> [Information shown]:
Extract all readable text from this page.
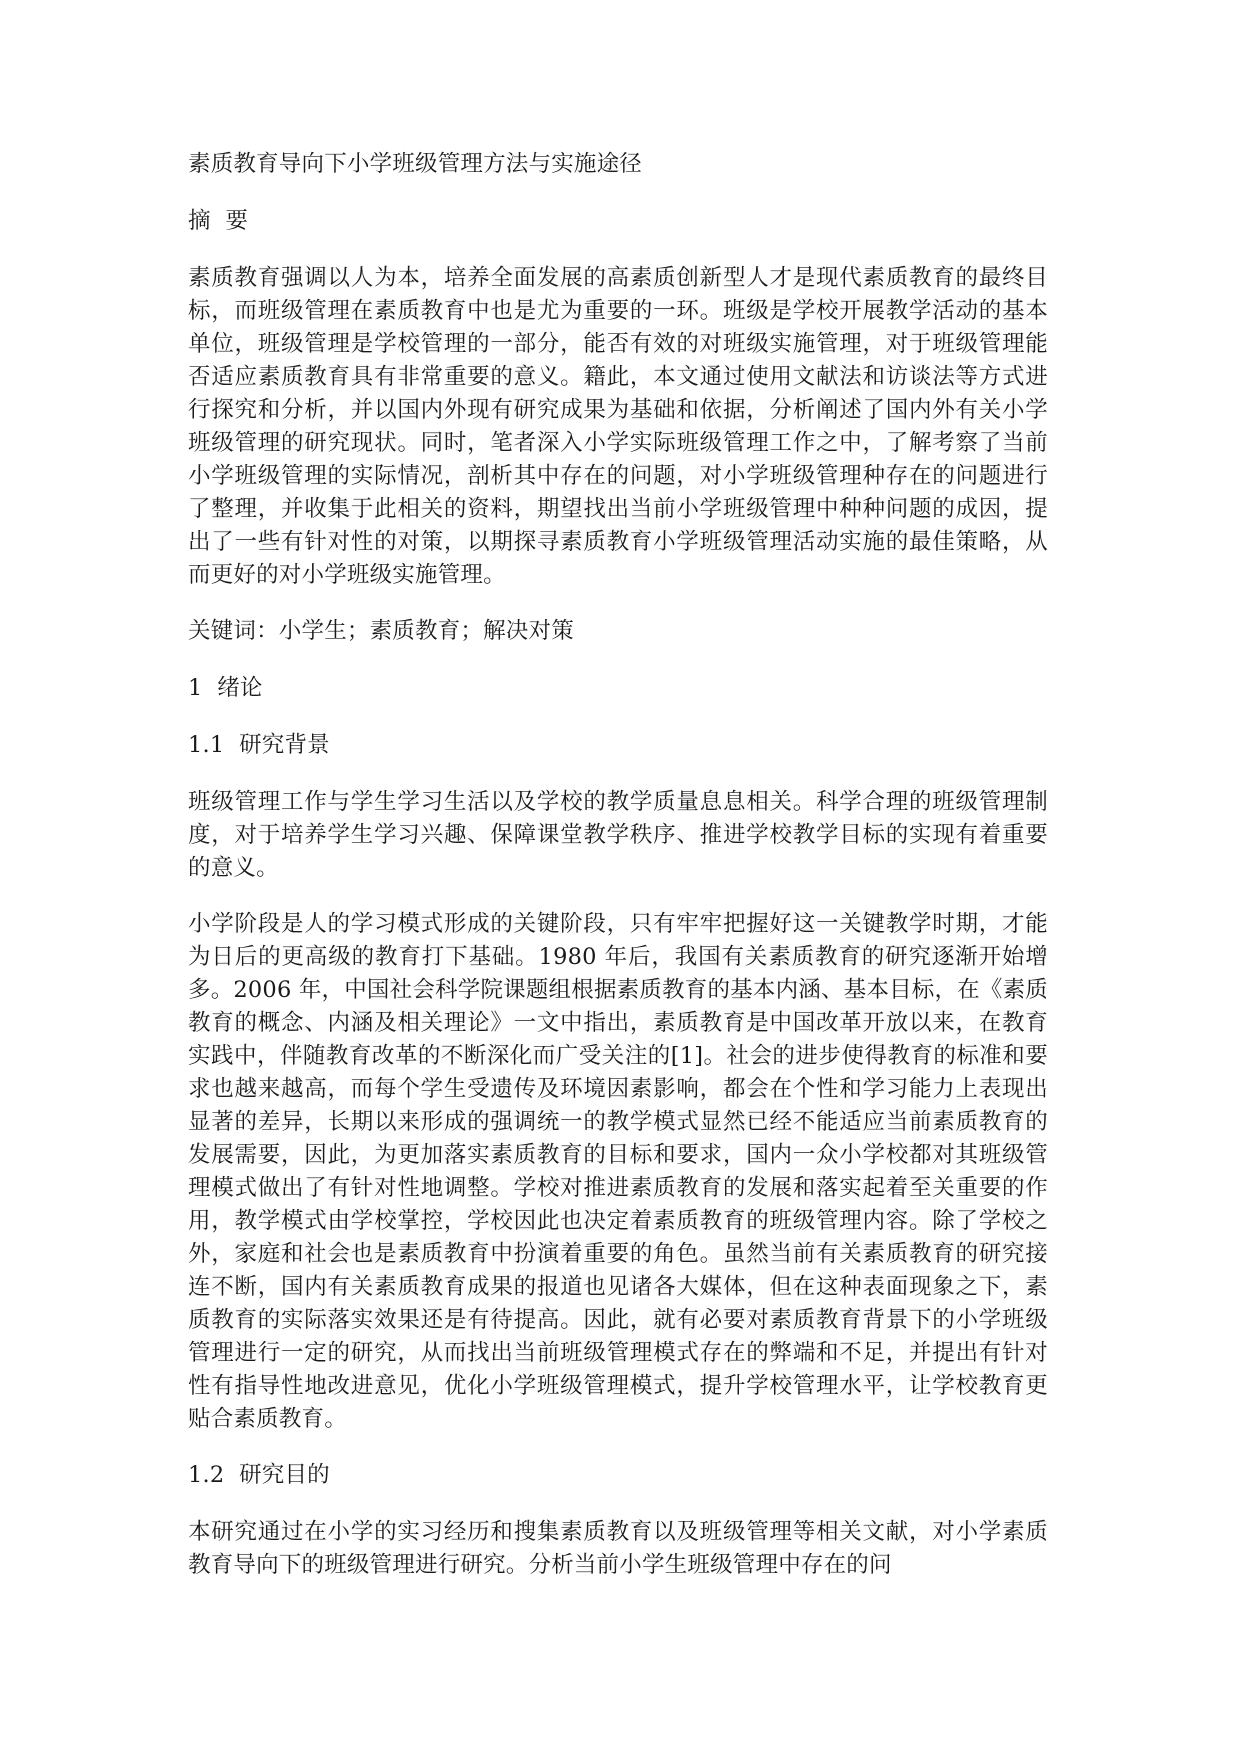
素质教育导向下小学班级管理方法与实施途径

摘  要

素质教育强调以人为本，培养全面发展的高素质创新型人才是现代素质教育的最终目标，而班级管理在素质教育中也是尤为重要的一环。班级是学校开展教学活动的基本单位，班级管理是学校管理的一部分，能否有效的对班级实施管理，对于班级管理能否适应素质教育具有非常重要的意义。籍此，本文通过使用文献法和访谈法等方式进行探究和分析，并以国内外现有研究成果为基础和依据，分析阐述了国内外有关小学班级管理的研究现状。同时，笔者深入小学实际班级管理工作之中，了解考察了当前小学班级管理的实际情况，剖析其中存在的问题，对小学班级管理种存在的问题进行了整理，并收集于此相关的资料，期望找出当前小学班级管理中种种问题的成因，提出了一些有针对性的对策，以期探寻素质教育小学班级管理活动实施的最佳策略，从而更好的对小学班级实施管理。

关键词：小学生；素质教育；解决对策

1  绪论

1.1  研究背景

班级管理工作与学生学习生活以及学校的教学质量息息相关。科学合理的班级管理制度，对于培养学生学习兴趣、保障课堂教学秩序、推进学校教学目标的实现有着重要的意义。

小学阶段是人的学习模式形成的关键阶段，只有牢牢把握好这一关键教学时期，才能为日后的更高级的教育打下基础。1980 年后，我国有关素质教育的研究逐渐开始增多。2006 年，中国社会科学院课题组根据素质教育的基本内涵、基本目标，在《素质教育的概念、内涵及相关理论》一文中指出，素质教育是中国改革开放以来，在教育实践中，伴随教育改革的不断深化而广受关注的[1]。社会的进步使得教育的标准和要求也越来越高，而每个学生受遗传及环境因素影响，都会在个性和学习能力上表现出显著的差异，长期以来形成的强调统一的教学模式显然已经不能适应当前素质教育的发展需要，因此，为更加落实素质教育的目标和要求，国内一众小学校都对其班级管理模式做出了有针对性地调整。学校对推进素质教育的发展和落实起着至关重要的作用，教学模式由学校掌控，学校因此也决定着素质教育的班级管理内容。除了学校之外，家庭和社会也是素质教育中扮演着重要的角色。虽然当前有关素质教育的研究接连不断，国内有关素质教育成果的报道也见诸各大媒体，但在这种表面现象之下，素质教育的实际落实效果还是有待提高。因此，就有必要对素质教育背景下的小学班级管理进行一定的研究，从而找出当前班级管理模式存在的弊端和不足，并提出有针对性有指导性地改进意见，优化小学班级管理模式，提升学校管理水平，让学校教育更贴合素质教育。

1.2  研究目的

本研究通过在小学的实习经历和搜集素质教育以及班级管理等相关文献，对小学素质教育导向下的班级管理进行研究。分析当前小学生班级管理中存在的问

> [Set task]: Repeat the data exactly, excluding the pictures.

> [Solution to this task]:
Extract all readable text from this page.
素质教育导向下小学班级管理方法与实施途径

摘  要

素质教育强调以人为本，培养全面发展的高素质创新型人才是现代素质教育的最终目标，而班级管理在素质教育中也是尤为重要的一环。班级是学校开展教学活动的基本单位，班级管理是学校管理的一部分，能否有效的对班级实施管理，对于班级管理能否适应素质教育具有非常重要的意义。籍此，本文通过使用文献法和访谈法等方式进行探究和分析，并以国内外现有研究成果为基础和依据，分析阐述了国内外有关小学班级管理的研究现状。同时，笔者深入小学实际班级管理工作之中，了解考察了当前小学班级管理的实际情况，剖析其中存在的问题，对小学班级管理种存在的问题进行了整理，并收集于此相关的资料，期望找出当前小学班级管理中种种问题的成因，提出了一些有针对性的对策，以期探寻素质教育小学班级管理活动实施的最佳策略，从而更好的对小学班级实施管理。

关键词：小学生；素质教育；解决对策

1  绪论

1.1  研究背景

班级管理工作与学生学习生活以及学校的教学质量息息相关。科学合理的班级管理制度，对于培养学生学习兴趣、保障课堂教学秩序、推进学校教学目标的实现有着重要的意义。

小学阶段是人的学习模式形成的关键阶段，只有牢牢把握好这一关键教学时期，才能为日后的更高级的教育打下基础。1980 年后，我国有关素质教育的研究逐渐开始增多。2006 年，中国社会科学院课题组根据素质教育的基本内涵、基本目标，在《素质教育的概念、内涵及相关理论》一文中指出，素质教育是中国改革开放以来，在教育实践中，伴随教育改革的不断深化而广受关注的[1]。社会的进步使得教育的标准和要求也越来越高，而每个学生受遗传及环境因素影响，都会在个性和学习能力上表现出显著的差异，长期以来形成的强调统一的教学模式显然已经不能适应当前素质教育的发展需要，因此，为更加落实素质教育的目标和要求，国内一众小学校都对其班级管理模式做出了有针对性地调整。学校对推进素质教育的发展和落实起着至关重要的作用，教学模式由学校掌控，学校因此也决定着素质教育的班级管理内容。除了学校之外，家庭和社会也是素质教育中扮演着重要的角色。虽然当前有关素质教育的研究接连不断，国内有关素质教育成果的报道也见诸各大媒体，但在这种表面现象之下，素质教育的实际落实效果还是有待提高。因此，就有必要对素质教育背景下的小学班级管理进行一定的研究，从而找出当前班级管理模式存在的弊端和不足，并提出有针对性有指导性地改进意见，优化小学班级管理模式，提升学校管理水平，让学校教育更贴合素质教育。

1.2  研究目的

本研究通过在小学的实习经历和搜集素质教育以及班级管理等相关文献，对小学素质教育导向下的班级管理进行研究。分析当前小学生班级管理中存在的问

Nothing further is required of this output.